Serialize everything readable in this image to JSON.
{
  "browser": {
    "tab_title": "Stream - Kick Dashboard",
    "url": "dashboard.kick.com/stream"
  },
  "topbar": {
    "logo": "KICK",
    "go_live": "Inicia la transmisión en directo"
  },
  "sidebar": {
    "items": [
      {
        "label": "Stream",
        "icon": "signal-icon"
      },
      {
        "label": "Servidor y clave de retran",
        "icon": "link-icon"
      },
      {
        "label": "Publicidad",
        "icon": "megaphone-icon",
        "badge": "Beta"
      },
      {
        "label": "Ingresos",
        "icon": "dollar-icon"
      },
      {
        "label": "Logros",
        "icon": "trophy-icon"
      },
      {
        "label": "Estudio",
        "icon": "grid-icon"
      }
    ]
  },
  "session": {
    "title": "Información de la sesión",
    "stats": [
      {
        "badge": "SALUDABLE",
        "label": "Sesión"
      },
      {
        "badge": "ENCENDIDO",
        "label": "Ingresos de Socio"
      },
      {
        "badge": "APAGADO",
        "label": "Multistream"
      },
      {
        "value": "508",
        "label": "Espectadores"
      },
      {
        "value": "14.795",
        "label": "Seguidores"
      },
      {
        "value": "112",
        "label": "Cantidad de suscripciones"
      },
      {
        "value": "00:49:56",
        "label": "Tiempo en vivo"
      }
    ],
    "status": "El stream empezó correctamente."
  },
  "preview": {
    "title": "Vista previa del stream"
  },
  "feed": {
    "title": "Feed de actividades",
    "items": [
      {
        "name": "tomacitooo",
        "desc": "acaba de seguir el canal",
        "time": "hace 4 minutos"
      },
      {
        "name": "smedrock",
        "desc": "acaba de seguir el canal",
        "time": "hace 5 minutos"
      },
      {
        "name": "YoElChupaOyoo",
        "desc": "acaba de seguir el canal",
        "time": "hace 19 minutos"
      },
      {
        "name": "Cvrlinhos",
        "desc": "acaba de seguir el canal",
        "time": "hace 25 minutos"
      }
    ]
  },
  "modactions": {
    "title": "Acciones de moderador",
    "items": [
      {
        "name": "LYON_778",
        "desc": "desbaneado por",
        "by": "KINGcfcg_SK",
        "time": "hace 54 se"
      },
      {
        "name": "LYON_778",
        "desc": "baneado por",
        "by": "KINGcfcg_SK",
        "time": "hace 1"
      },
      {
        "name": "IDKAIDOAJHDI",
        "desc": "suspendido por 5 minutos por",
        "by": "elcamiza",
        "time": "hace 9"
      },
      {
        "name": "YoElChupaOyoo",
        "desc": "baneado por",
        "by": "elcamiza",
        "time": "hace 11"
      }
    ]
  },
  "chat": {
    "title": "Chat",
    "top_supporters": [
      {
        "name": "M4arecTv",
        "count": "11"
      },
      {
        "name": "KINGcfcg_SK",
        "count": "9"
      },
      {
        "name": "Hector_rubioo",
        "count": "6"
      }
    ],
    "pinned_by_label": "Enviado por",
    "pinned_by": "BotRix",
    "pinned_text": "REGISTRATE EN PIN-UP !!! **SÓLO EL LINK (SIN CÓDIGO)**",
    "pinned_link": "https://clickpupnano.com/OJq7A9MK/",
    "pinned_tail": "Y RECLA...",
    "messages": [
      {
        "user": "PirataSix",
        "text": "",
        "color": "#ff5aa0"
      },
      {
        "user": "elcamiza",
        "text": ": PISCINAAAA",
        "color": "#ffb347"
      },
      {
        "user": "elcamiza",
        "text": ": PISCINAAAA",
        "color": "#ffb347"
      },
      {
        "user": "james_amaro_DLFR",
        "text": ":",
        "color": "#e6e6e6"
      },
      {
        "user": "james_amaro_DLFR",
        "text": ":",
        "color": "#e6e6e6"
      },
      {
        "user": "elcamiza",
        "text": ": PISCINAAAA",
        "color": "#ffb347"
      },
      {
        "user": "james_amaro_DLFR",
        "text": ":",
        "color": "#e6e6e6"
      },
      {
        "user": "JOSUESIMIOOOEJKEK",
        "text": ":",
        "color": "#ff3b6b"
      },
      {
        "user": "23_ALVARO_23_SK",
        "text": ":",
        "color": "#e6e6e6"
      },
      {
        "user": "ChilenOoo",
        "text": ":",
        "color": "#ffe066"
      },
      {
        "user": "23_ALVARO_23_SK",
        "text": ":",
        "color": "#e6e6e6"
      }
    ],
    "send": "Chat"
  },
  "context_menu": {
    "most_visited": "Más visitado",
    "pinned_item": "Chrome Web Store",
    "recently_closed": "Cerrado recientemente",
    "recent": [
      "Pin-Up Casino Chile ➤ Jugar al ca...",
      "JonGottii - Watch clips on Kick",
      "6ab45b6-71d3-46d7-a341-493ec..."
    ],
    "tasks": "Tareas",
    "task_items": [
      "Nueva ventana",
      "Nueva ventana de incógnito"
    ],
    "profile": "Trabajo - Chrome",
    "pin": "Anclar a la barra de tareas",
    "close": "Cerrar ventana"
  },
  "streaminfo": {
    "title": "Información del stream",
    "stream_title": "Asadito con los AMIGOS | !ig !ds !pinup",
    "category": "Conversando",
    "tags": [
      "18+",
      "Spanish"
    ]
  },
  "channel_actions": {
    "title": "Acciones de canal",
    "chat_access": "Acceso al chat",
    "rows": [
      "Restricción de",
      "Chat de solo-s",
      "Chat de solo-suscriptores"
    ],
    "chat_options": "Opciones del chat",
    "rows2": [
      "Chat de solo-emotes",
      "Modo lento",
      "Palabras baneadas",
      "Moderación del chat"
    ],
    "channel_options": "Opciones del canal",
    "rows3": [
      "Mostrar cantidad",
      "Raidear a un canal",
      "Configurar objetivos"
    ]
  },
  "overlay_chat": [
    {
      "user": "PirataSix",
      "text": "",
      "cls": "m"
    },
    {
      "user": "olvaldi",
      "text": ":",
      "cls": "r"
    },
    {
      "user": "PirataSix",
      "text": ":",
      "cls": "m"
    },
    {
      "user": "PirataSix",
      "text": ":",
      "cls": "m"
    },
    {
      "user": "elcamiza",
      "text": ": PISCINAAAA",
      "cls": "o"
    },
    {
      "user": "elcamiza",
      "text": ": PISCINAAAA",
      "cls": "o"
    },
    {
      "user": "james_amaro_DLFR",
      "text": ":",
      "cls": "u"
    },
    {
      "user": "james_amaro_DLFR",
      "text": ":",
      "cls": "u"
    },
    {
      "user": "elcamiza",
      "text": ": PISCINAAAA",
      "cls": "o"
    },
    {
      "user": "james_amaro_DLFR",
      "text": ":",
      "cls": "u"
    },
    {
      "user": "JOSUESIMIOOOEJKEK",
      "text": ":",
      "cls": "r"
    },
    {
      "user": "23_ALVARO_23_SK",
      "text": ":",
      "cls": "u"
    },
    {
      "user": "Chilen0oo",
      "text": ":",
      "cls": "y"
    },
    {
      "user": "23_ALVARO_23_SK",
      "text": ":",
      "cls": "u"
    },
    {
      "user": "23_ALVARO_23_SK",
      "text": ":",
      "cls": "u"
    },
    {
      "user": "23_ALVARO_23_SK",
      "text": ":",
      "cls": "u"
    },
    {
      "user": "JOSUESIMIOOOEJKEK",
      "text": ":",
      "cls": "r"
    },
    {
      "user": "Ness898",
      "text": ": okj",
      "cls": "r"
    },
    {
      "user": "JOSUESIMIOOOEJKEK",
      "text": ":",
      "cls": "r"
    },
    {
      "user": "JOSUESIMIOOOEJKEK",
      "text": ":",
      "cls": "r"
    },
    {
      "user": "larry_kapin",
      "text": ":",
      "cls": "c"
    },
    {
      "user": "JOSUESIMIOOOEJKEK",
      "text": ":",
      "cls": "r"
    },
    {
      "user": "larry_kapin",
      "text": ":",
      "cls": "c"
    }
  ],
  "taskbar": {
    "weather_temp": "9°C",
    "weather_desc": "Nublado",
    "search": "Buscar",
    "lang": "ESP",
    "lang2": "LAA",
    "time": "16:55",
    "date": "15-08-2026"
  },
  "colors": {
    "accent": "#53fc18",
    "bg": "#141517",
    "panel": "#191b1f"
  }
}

◆ ◆ ◆ ◆ ◆ ◆ ◆

> **SET TASK**
Look through the records and gather every line containing "Nueva".

> **RESULT FOR THIS TASK**
      "Nueva ventana",
      "Nueva ventana de incógnito"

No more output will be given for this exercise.